__Task to complete__: Filter the entries below, keeping only lines with the word "this".
== Provided information
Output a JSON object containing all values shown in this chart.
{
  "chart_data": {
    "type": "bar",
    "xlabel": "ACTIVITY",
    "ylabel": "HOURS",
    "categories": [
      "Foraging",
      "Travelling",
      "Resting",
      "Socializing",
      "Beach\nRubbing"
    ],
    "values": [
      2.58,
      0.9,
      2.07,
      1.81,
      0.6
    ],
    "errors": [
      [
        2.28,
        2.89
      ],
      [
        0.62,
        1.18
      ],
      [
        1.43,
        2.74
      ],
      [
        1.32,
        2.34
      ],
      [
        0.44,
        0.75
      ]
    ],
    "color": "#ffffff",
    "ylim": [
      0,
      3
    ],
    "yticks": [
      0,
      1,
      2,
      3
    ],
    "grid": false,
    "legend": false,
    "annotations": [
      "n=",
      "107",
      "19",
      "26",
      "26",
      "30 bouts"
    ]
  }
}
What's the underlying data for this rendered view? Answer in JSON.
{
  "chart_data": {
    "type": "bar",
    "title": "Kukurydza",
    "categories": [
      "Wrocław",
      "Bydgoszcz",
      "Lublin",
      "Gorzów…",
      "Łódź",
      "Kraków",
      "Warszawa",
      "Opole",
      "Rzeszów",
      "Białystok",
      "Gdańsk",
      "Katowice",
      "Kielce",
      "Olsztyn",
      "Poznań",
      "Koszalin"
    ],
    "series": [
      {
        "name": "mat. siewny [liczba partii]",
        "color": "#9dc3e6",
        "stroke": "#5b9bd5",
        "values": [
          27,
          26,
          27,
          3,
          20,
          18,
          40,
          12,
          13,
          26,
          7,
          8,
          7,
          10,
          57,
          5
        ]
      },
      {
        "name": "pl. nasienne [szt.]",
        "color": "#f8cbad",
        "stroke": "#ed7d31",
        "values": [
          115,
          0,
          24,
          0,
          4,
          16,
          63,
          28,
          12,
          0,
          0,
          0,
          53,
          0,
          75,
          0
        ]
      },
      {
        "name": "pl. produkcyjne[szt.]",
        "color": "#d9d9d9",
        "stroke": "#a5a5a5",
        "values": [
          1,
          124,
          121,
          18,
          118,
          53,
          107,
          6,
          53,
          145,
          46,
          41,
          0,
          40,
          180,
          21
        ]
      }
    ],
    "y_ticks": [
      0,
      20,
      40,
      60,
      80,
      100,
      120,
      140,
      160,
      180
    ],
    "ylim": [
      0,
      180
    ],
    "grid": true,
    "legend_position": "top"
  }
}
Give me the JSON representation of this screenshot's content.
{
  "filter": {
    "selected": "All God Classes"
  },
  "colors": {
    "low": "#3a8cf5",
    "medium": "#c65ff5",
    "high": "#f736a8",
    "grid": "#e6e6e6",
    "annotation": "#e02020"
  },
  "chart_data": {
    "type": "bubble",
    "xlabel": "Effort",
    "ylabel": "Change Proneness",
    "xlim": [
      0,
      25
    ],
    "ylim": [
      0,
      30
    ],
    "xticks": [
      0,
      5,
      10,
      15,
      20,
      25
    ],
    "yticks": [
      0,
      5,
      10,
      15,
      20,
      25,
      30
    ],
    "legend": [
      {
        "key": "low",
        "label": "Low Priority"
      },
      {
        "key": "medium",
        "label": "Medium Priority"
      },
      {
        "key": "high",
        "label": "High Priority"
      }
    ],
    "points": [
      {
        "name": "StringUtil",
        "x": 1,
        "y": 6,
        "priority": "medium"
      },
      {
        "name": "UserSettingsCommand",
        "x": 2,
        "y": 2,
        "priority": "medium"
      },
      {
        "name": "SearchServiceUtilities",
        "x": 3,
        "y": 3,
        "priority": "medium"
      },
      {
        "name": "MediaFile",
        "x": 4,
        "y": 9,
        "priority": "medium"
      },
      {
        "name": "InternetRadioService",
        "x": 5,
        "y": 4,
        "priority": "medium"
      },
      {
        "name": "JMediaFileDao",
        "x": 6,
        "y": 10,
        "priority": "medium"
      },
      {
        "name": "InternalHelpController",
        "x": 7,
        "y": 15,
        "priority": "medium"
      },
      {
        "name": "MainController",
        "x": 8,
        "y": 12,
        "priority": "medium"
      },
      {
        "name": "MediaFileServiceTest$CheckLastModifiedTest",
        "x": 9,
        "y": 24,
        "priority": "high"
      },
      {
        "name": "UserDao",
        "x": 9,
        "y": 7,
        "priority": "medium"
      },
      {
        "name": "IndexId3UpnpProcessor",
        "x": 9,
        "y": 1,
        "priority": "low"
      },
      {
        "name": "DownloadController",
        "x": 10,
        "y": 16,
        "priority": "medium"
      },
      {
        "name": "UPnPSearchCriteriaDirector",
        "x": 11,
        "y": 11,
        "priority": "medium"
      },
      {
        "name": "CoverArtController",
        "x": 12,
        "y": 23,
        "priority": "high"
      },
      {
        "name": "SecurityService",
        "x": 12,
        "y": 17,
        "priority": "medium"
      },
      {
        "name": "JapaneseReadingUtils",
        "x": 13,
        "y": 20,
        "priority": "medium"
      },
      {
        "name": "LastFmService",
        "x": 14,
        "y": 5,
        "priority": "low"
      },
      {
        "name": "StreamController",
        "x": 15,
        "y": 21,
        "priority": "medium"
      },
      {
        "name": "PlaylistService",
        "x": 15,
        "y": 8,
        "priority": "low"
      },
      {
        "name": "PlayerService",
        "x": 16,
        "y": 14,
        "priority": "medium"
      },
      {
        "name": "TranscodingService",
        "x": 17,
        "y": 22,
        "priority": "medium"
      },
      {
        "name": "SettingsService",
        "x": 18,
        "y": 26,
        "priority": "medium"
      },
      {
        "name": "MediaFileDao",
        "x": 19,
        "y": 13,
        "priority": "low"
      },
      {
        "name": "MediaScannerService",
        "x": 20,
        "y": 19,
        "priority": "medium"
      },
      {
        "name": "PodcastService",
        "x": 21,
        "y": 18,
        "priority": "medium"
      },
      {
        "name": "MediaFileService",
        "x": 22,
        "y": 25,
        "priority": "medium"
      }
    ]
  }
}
====
__Correct answer__:
Output a JSON object containing all values shown in this chart.
What's the underlying data for this rendered view? Answer in JSON.
Give me the JSON representation of this screenshot's content.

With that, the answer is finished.